(Problem to work on) Leave out the pictures; transcribe all else exactly.

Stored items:
*-*-*

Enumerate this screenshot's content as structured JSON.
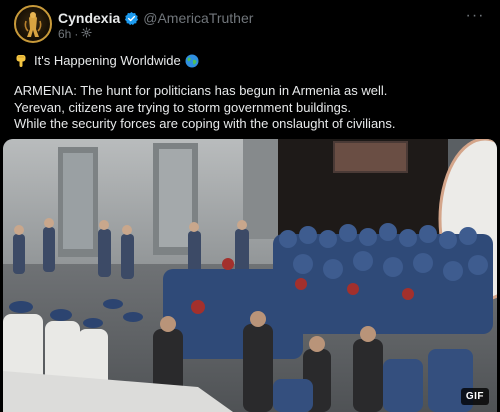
{
  "post": {
    "author": {
      "display_name": "Cyndexia",
      "handle": "@AmericaTruther",
      "verified_icon": "verified-badge-icon"
    },
    "timestamp": "6h",
    "more_label": "···",
    "headline": "It's Happening Worldwide",
    "body_lines": [
      "ARMENIA: The hunt for politicians has begun in Armenia as well.",
      "Yerevan, citizens are trying to storm government buildings.",
      "While the security forces are coping with the onslaught of civilians."
    ],
    "media": {
      "badge": "GIF"
    }
  },
  "colors": {
    "background": "#000000",
    "text": "#e7e9ea",
    "muted": "#71767b",
    "verified": "#1d9bf0"
  }
}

*-*-*

(Problem solution)
Enumerate this screenshot's content as structured JSON.
{
  "post": {
    "author": {
      "display_name": "Cyndexia",
      "handle": "@AmericaTruther",
      "verified_icon": "verified-badge-icon"
    },
    "timestamp": "6h",
    "more_label": "···",
    "headline": "It's Happening Worldwide",
    "body_lines": [
      "ARMENIA: The hunt for politicians has begun in Armenia as well.",
      "Yerevan, citizens are trying to storm government buildings.",
      "While the security forces are coping with the onslaught of civilians."
    ],
    "media": {
      "badge": "GIF"
    }
  },
  "colors": {
    "background": "#000000",
    "text": "#e7e9ea",
    "muted": "#71767b",
    "verified": "#1d9bf0"
  }
}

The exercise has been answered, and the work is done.